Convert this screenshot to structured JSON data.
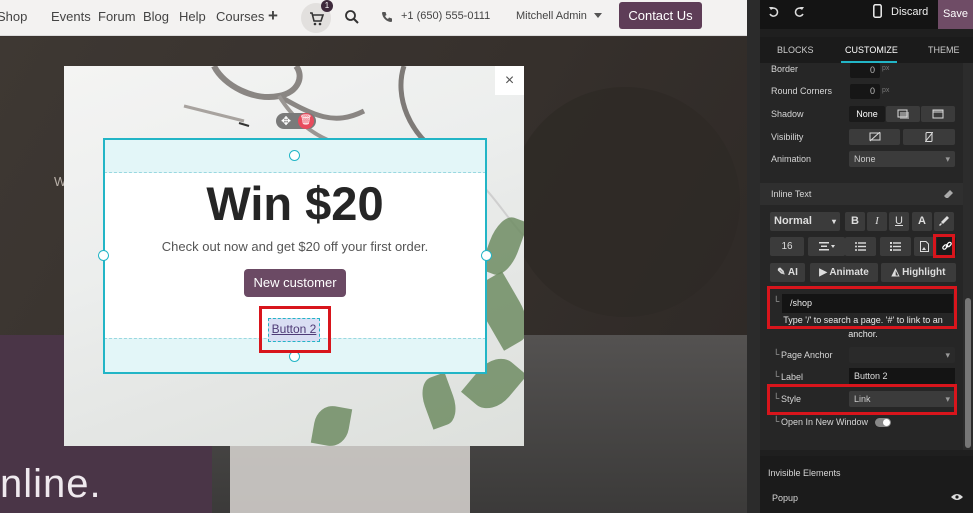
{
  "nav": {
    "links": [
      "Shop",
      "Events",
      "Forum",
      "Blog",
      "Help",
      "Courses"
    ],
    "plus": "+",
    "cart_count": "1",
    "phone": "+1 (650) 555-0111",
    "user": "Mitchell Admin",
    "contact_label": "Contact Us"
  },
  "hero": {
    "partial_text": "W",
    "online_text": "nline."
  },
  "popup": {
    "close": "×",
    "title": "Win $20",
    "subtitle": "Check out now and get $20 off your first order.",
    "primary_button": "New customer",
    "secondary_link": "Button 2",
    "move_glyph": "✥",
    "trash_glyph": "🗑"
  },
  "panel": {
    "discard_label": "Discard",
    "save_label": "Save",
    "tabs": [
      "BLOCKS",
      "CUSTOMIZE",
      "THEME"
    ],
    "border_label": "Border",
    "border_value": "0",
    "round_corners_label": "Round Corners",
    "round_corners_value": "0",
    "unit": "px",
    "shadow_label": "Shadow",
    "shadow_none": "None",
    "visibility_label": "Visibility",
    "animation_label": "Animation",
    "animation_value": "None",
    "inline_text_header": "Inline Text",
    "format_value": "Normal",
    "bold": "B",
    "italic": "I",
    "underline": "U",
    "font_size": "16",
    "ai_label": "AI",
    "animate_label": "Animate",
    "highlight_label": "Highlight",
    "url_value": "/shop",
    "url_hint": "Type '/' to search a page. '#' to link to an anchor.",
    "page_anchor_label": "Page Anchor",
    "label_label": "Label",
    "label_value": "Button 2",
    "style_label": "Style",
    "style_value": "Link",
    "open_new_window_label": "Open In New Window",
    "invisible_elements_label": "Invisible Elements",
    "popup_label": "Popup",
    "sub_marker": "└"
  },
  "colors": {
    "accent": "#22b5c6",
    "brand": "#5e3d57",
    "highlight_red": "#d8151c",
    "save": "#6f4c66"
  }
}
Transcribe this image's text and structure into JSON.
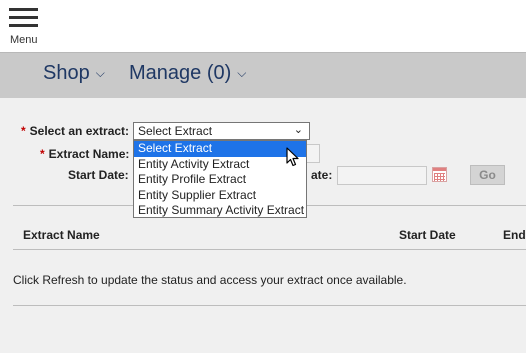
{
  "header": {
    "menu_label": "Menu"
  },
  "nav": {
    "items": [
      {
        "label": "Shop"
      },
      {
        "label": "Manage (0)"
      }
    ]
  },
  "form": {
    "required_marker": "*",
    "extract_label": "Select an extract:",
    "extract_selected": "Select Extract",
    "name_label": "Extract Name:",
    "start_date_label": "Start Date:",
    "end_date_label_partial": "ate:",
    "go_label": "Go"
  },
  "dropdown": {
    "options": [
      "Select Extract",
      "Entity Activity Extract",
      "Entity Profile Extract",
      "Entity Supplier Extract",
      "Entity Summary Activity Extract"
    ],
    "highlighted_index": 0
  },
  "table": {
    "columns": [
      "Extract Name",
      "Start Date",
      "End"
    ]
  },
  "info": {
    "text": "Click Refresh to update the status and access your extract once available."
  },
  "colors": {
    "nav_text": "#1f3864",
    "required": "#c00000",
    "highlight": "#1e73e8",
    "navbar_bg": "#c9c9c9"
  }
}
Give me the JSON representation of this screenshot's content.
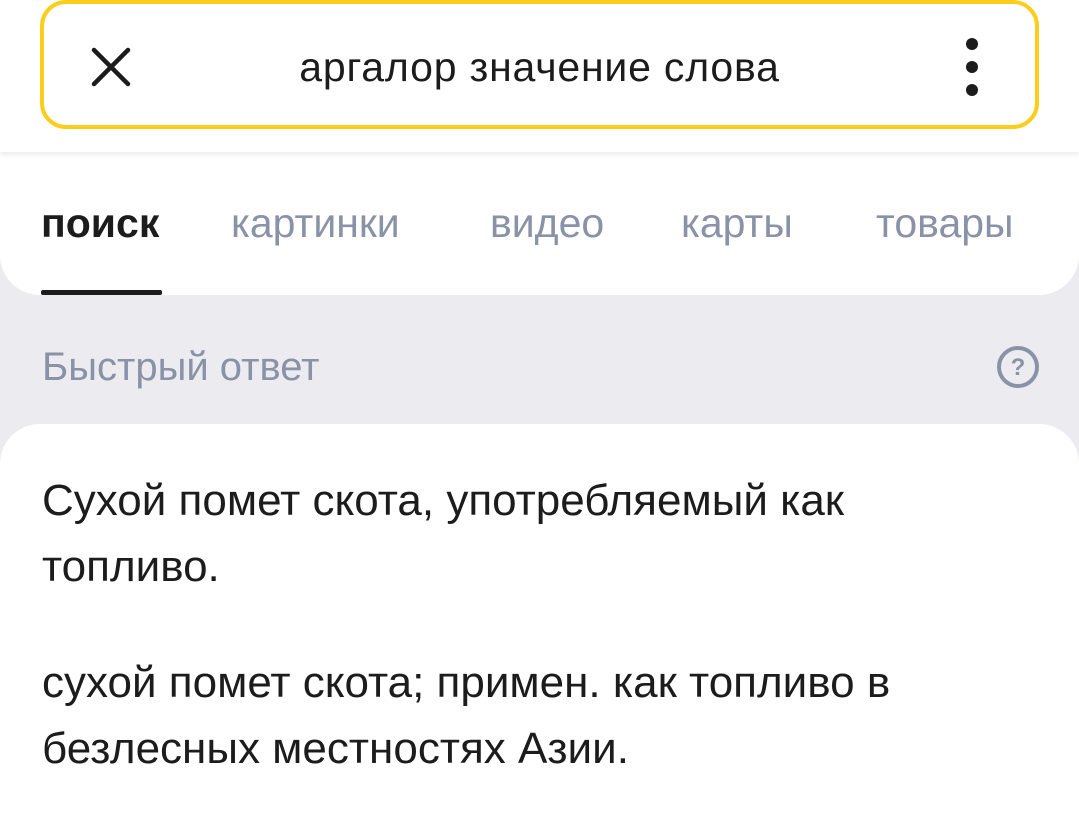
········
▶ [TASK DIRECTIONS]
Everything from the line with "Transcribe this image's" through the final line of the records above should be written out exactly, minus the pictures.

▶ [FINISHED ANSWER]
Transcribe this image's text and structure into JSON.
{
  "header": {
    "menu_label": "Menu"
  },
  "nav": {
    "items": [
      {
        "label": "Shop"
      },
      {
        "label": "Manage (0)"
      }
    ]
  },
  "form": {
    "required_marker": "*",
    "extract_label": "Select an extract:",
    "extract_selected": "Select Extract",
    "name_label": "Extract Name:",
    "start_date_label": "Start Date:",
    "end_date_label_partial": "ate:",
    "go_label": "Go"
  },
  "dropdown": {
    "options": [
      "Select Extract",
      "Entity Activity Extract",
      "Entity Profile Extract",
      "Entity Supplier Extract",
      "Entity Summary Activity Extract"
    ],
    "highlighted_index": 0
  },
  "table": {
    "columns": [
      "Extract Name",
      "Start Date",
      "End"
    ]
  },
  "info": {
    "text": "Click Refresh to update the status and access your extract once available."
  },
  "colors": {
    "nav_text": "#1f3864",
    "required": "#c00000",
    "highlight": "#1e73e8",
    "navbar_bg": "#c9c9c9"
  }
}
Give me the JSON representation of this screenshot's content.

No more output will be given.